**Dataset content**
START

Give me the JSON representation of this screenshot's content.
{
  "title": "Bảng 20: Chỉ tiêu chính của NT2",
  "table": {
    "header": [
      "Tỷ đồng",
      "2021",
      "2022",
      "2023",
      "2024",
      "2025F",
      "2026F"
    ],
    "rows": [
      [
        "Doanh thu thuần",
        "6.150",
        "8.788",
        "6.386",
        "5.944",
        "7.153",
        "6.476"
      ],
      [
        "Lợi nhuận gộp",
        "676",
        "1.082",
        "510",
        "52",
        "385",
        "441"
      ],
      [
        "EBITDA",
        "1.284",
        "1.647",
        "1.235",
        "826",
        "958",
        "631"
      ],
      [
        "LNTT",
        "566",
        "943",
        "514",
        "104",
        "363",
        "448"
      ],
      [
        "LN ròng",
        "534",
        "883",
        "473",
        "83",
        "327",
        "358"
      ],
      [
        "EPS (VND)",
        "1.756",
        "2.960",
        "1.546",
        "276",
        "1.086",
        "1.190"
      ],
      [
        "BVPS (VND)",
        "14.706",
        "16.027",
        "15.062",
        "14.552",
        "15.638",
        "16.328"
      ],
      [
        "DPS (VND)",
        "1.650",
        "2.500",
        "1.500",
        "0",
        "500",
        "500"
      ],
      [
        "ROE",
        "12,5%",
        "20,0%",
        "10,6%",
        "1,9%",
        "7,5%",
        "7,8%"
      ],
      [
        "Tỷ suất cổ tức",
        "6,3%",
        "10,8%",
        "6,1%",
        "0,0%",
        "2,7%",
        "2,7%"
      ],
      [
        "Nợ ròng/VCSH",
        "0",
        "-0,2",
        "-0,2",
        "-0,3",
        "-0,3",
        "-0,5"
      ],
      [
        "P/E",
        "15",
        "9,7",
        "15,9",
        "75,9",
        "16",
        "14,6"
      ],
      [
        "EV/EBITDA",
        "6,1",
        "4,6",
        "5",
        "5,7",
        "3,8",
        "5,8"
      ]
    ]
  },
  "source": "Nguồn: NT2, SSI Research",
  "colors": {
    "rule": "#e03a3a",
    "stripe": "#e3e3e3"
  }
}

END

**Instructions for the task**
Using the data above, return each line exactly as written.

**Solution**
Give me the JSON representation of this screenshot's content.
{
  "title": "Bảng 20: Chỉ tiêu chính của NT2",
  "table": {
    "header": [
      "Tỷ đồng",
      "2021",
      "2022",
      "2023",
      "2024",
      "2025F",
      "2026F"
    ],
    "rows": [
      [
        "Doanh thu thuần",
        "6.150",
        "8.788",
        "6.386",
        "5.944",
        "7.153",
        "6.476"
      ],
      [
        "Lợi nhuận gộp",
        "676",
        "1.082",
        "510",
        "52",
        "385",
        "441"
      ],
      [
        "EBITDA",
        "1.284",
        "1.647",
        "1.235",
        "826",
        "958",
        "631"
      ],
      [
        "LNTT",
        "566",
        "943",
        "514",
        "104",
        "363",
        "448"
      ],
      [
        "LN ròng",
        "534",
        "883",
        "473",
        "83",
        "327",
        "358"
      ],
      [
        "EPS (VND)",
        "1.756",
        "2.960",
        "1.546",
        "276",
        "1.086",
        "1.190"
      ],
      [
        "BVPS (VND)",
        "14.706",
        "16.027",
        "15.062",
        "14.552",
        "15.638",
        "16.328"
      ],
      [
        "DPS (VND)",
        "1.650",
        "2.500",
        "1.500",
        "0",
        "500",
        "500"
      ],
      [
        "ROE",
        "12,5%",
        "20,0%",
        "10,6%",
        "1,9%",
        "7,5%",
        "7,8%"
      ],
      [
        "Tỷ suất cổ tức",
        "6,3%",
        "10,8%",
        "6,1%",
        "0,0%",
        "2,7%",
        "2,7%"
      ],
      [
        "Nợ ròng/VCSH",
        "0",
        "-0,2",
        "-0,2",
        "-0,3",
        "-0,3",
        "-0,5"
      ],
      [
        "P/E",
        "15",
        "9,7",
        "15,9",
        "75,9",
        "16",
        "14,6"
      ],
      [
        "EV/EBITDA",
        "6,1",
        "4,6",
        "5",
        "5,7",
        "3,8",
        "5,8"
      ]
    ]
  },
  "source": "Nguồn: NT2, SSI Research",
  "colors": {
    "rule": "#e03a3a",
    "stripe": "#e3e3e3"
  }
}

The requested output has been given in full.